Figure content listings:
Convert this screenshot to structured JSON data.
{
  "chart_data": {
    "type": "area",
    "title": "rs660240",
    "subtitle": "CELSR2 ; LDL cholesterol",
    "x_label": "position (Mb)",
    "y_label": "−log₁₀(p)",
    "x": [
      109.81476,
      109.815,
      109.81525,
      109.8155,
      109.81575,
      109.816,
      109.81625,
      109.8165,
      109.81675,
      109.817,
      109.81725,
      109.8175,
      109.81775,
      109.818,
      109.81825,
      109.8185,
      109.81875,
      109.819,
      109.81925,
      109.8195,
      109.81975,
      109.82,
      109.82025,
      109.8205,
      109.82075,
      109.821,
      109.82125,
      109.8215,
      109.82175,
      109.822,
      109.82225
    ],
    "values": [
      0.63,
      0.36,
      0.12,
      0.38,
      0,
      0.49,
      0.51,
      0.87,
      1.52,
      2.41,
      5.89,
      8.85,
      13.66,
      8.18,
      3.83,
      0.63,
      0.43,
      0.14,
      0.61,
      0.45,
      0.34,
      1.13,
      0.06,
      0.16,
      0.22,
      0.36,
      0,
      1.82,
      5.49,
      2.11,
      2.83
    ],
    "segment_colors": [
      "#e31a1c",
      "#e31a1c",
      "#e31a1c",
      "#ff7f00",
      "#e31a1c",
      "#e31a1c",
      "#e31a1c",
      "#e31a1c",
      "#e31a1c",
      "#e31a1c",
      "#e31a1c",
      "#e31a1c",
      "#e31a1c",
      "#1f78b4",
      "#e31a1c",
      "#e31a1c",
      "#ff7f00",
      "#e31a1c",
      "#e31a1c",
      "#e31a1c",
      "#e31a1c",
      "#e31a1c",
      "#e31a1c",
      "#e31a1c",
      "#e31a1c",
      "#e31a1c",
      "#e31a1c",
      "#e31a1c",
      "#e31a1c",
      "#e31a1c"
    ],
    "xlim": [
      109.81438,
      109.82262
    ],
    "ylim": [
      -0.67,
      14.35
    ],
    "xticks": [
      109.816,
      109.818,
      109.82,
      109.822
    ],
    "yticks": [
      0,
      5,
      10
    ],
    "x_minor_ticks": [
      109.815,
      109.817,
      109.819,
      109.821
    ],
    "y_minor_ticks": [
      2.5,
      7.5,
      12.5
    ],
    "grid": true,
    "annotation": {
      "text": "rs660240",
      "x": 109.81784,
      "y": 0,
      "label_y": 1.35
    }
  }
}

WHAT THIS TASK INVOLVES: Go through the material above line by line and copy it exactly.

TASK OUTPUT:
Convert this screenshot to structured JSON data.
{
  "chart_data": {
    "type": "area",
    "title": "rs660240",
    "subtitle": "CELSR2 ; LDL cholesterol",
    "x_label": "position (Mb)",
    "y_label": "−log₁₀(p)",
    "x": [
      109.81476,
      109.815,
      109.81525,
      109.8155,
      109.81575,
      109.816,
      109.81625,
      109.8165,
      109.81675,
      109.817,
      109.81725,
      109.8175,
      109.81775,
      109.818,
      109.81825,
      109.8185,
      109.81875,
      109.819,
      109.81925,
      109.8195,
      109.81975,
      109.82,
      109.82025,
      109.8205,
      109.82075,
      109.821,
      109.82125,
      109.8215,
      109.82175,
      109.822,
      109.82225
    ],
    "values": [
      0.63,
      0.36,
      0.12,
      0.38,
      0,
      0.49,
      0.51,
      0.87,
      1.52,
      2.41,
      5.89,
      8.85,
      13.66,
      8.18,
      3.83,
      0.63,
      0.43,
      0.14,
      0.61,
      0.45,
      0.34,
      1.13,
      0.06,
      0.16,
      0.22,
      0.36,
      0,
      1.82,
      5.49,
      2.11,
      2.83
    ],
    "segment_colors": [
      "#e31a1c",
      "#e31a1c",
      "#e31a1c",
      "#ff7f00",
      "#e31a1c",
      "#e31a1c",
      "#e31a1c",
      "#e31a1c",
      "#e31a1c",
      "#e31a1c",
      "#e31a1c",
      "#e31a1c",
      "#e31a1c",
      "#1f78b4",
      "#e31a1c",
      "#e31a1c",
      "#ff7f00",
      "#e31a1c",
      "#e31a1c",
      "#e31a1c",
      "#e31a1c",
      "#e31a1c",
      "#e31a1c",
      "#e31a1c",
      "#e31a1c",
      "#e31a1c",
      "#e31a1c",
      "#e31a1c",
      "#e31a1c",
      "#e31a1c"
    ],
    "xlim": [
      109.81438,
      109.82262
    ],
    "ylim": [
      -0.67,
      14.35
    ],
    "xticks": [
      109.816,
      109.818,
      109.82,
      109.822
    ],
    "yticks": [
      0,
      5,
      10
    ],
    "x_minor_ticks": [
      109.815,
      109.817,
      109.819,
      109.821
    ],
    "y_minor_ticks": [
      2.5,
      7.5,
      12.5
    ],
    "grid": true,
    "annotation": {
      "text": "rs660240",
      "x": 109.81784,
      "y": 0,
      "label_y": 1.35
    }
  }
}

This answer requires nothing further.